→ Information provided:
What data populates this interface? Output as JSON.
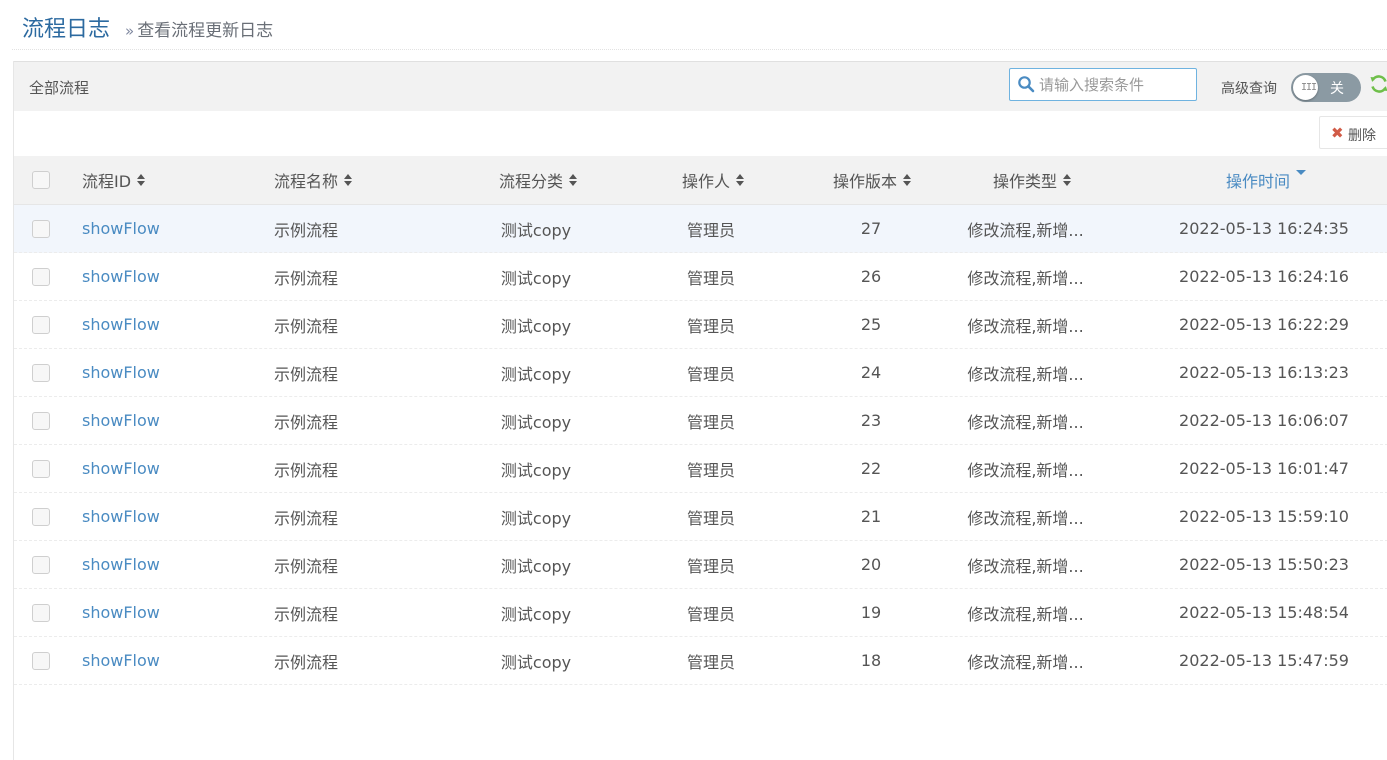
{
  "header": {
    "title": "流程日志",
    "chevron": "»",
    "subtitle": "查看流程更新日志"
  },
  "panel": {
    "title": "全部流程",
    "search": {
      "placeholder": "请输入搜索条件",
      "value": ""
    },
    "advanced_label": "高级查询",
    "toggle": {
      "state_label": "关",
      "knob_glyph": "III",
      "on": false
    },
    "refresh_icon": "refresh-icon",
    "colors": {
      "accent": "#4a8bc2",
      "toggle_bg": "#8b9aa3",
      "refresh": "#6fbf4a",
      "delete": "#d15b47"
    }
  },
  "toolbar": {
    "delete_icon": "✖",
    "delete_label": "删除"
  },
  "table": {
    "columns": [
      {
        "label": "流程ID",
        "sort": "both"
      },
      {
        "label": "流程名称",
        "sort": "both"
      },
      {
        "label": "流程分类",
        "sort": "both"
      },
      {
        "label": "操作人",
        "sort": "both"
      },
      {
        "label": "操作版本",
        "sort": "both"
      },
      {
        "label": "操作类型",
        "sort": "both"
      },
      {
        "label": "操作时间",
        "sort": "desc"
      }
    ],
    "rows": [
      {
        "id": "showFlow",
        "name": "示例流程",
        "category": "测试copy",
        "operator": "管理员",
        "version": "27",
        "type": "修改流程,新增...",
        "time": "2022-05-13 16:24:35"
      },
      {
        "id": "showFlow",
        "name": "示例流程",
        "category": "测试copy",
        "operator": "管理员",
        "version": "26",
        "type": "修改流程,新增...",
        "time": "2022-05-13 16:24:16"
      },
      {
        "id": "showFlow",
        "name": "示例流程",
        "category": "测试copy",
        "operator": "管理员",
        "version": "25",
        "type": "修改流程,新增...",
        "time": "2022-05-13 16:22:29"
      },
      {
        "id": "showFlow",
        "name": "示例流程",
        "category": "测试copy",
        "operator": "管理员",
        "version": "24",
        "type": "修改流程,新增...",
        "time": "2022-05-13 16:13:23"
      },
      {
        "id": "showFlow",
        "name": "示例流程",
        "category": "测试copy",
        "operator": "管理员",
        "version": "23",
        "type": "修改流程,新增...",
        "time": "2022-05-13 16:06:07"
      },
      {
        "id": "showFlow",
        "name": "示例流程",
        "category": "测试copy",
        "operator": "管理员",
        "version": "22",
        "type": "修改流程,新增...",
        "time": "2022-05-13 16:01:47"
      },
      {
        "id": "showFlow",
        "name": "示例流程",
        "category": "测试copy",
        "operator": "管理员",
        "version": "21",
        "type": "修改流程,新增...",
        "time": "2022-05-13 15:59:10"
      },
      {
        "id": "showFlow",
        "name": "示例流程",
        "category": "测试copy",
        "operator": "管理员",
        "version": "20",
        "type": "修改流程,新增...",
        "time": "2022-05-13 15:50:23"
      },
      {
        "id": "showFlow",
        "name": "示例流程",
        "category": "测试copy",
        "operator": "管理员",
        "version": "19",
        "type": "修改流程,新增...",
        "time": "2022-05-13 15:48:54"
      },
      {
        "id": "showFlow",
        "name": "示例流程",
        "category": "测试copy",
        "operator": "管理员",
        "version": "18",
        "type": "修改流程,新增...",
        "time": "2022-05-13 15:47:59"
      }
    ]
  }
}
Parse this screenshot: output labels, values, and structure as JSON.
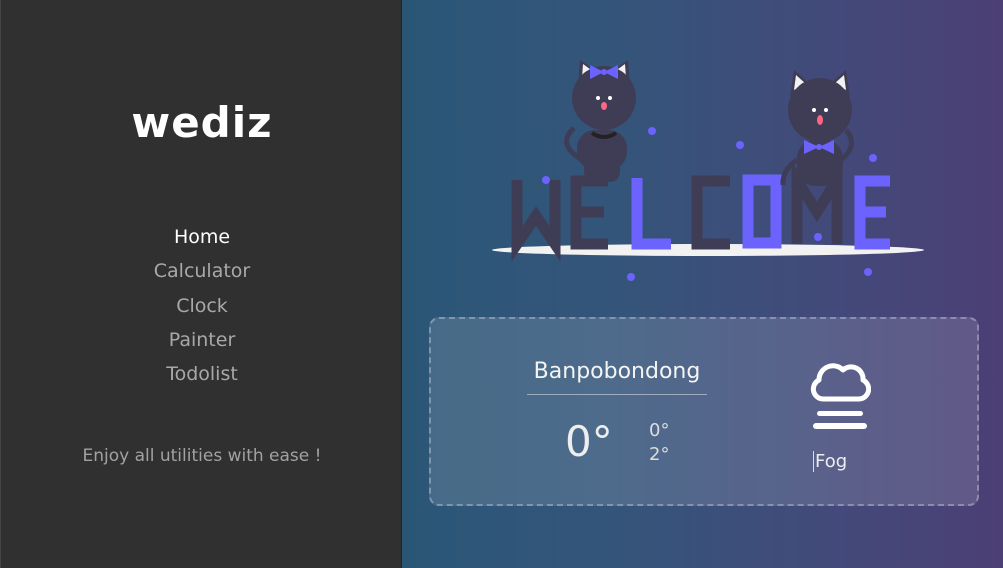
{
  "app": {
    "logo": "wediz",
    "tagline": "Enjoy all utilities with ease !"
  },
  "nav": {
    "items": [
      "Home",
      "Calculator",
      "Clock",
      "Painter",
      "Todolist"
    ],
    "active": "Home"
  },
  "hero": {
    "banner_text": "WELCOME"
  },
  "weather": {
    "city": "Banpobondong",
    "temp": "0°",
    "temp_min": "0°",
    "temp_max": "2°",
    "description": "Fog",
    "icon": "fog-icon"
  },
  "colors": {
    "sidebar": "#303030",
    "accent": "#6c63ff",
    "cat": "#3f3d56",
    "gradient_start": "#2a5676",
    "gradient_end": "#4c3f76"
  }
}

→ Instructions to follow: Working from the material above, transcribe it exactly while omitting pictures.

→ Exercise output:
What data populates this interface? Output as JSON.
{
  "header": {
    "title": "流程日志",
    "chevron": "»",
    "subtitle": "查看流程更新日志"
  },
  "panel": {
    "title": "全部流程",
    "search": {
      "placeholder": "请输入搜索条件",
      "value": ""
    },
    "advanced_label": "高级查询",
    "toggle": {
      "state_label": "关",
      "knob_glyph": "III",
      "on": false
    },
    "refresh_icon": "refresh-icon",
    "colors": {
      "accent": "#4a8bc2",
      "toggle_bg": "#8b9aa3",
      "refresh": "#6fbf4a",
      "delete": "#d15b47"
    }
  },
  "toolbar": {
    "delete_icon": "✖",
    "delete_label": "删除"
  },
  "table": {
    "columns": [
      {
        "label": "流程ID",
        "sort": "both"
      },
      {
        "label": "流程名称",
        "sort": "both"
      },
      {
        "label": "流程分类",
        "sort": "both"
      },
      {
        "label": "操作人",
        "sort": "both"
      },
      {
        "label": "操作版本",
        "sort": "both"
      },
      {
        "label": "操作类型",
        "sort": "both"
      },
      {
        "label": "操作时间",
        "sort": "desc"
      }
    ],
    "rows": [
      {
        "id": "showFlow",
        "name": "示例流程",
        "category": "测试copy",
        "operator": "管理员",
        "version": "27",
        "type": "修改流程,新增...",
        "time": "2022-05-13 16:24:35"
      },
      {
        "id": "showFlow",
        "name": "示例流程",
        "category": "测试copy",
        "operator": "管理员",
        "version": "26",
        "type": "修改流程,新增...",
        "time": "2022-05-13 16:24:16"
      },
      {
        "id": "showFlow",
        "name": "示例流程",
        "category": "测试copy",
        "operator": "管理员",
        "version": "25",
        "type": "修改流程,新增...",
        "time": "2022-05-13 16:22:29"
      },
      {
        "id": "showFlow",
        "name": "示例流程",
        "category": "测试copy",
        "operator": "管理员",
        "version": "24",
        "type": "修改流程,新增...",
        "time": "2022-05-13 16:13:23"
      },
      {
        "id": "showFlow",
        "name": "示例流程",
        "category": "测试copy",
        "operator": "管理员",
        "version": "23",
        "type": "修改流程,新增...",
        "time": "2022-05-13 16:06:07"
      },
      {
        "id": "showFlow",
        "name": "示例流程",
        "category": "测试copy",
        "operator": "管理员",
        "version": "22",
        "type": "修改流程,新增...",
        "time": "2022-05-13 16:01:47"
      },
      {
        "id": "showFlow",
        "name": "示例流程",
        "category": "测试copy",
        "operator": "管理员",
        "version": "21",
        "type": "修改流程,新增...",
        "time": "2022-05-13 15:59:10"
      },
      {
        "id": "showFlow",
        "name": "示例流程",
        "category": "测试copy",
        "operator": "管理员",
        "version": "20",
        "type": "修改流程,新增...",
        "time": "2022-05-13 15:50:23"
      },
      {
        "id": "showFlow",
        "name": "示例流程",
        "category": "测试copy",
        "operator": "管理员",
        "version": "19",
        "type": "修改流程,新增...",
        "time": "2022-05-13 15:48:54"
      },
      {
        "id": "showFlow",
        "name": "示例流程",
        "category": "测试copy",
        "operator": "管理员",
        "version": "18",
        "type": "修改流程,新增...",
        "time": "2022-05-13 15:47:59"
      }
    ]
  }
}
Parse this screenshot: output labels, values, and structure as JSON.
{
  "app": {
    "logo": "wediz",
    "tagline": "Enjoy all utilities with ease !"
  },
  "nav": {
    "items": [
      "Home",
      "Calculator",
      "Clock",
      "Painter",
      "Todolist"
    ],
    "active": "Home"
  },
  "hero": {
    "banner_text": "WELCOME"
  },
  "weather": {
    "city": "Banpobondong",
    "temp": "0°",
    "temp_min": "0°",
    "temp_max": "2°",
    "description": "Fog",
    "icon": "fog-icon"
  },
  "colors": {
    "sidebar": "#303030",
    "accent": "#6c63ff",
    "cat": "#3f3d56",
    "gradient_start": "#2a5676",
    "gradient_end": "#4c3f76"
  }
}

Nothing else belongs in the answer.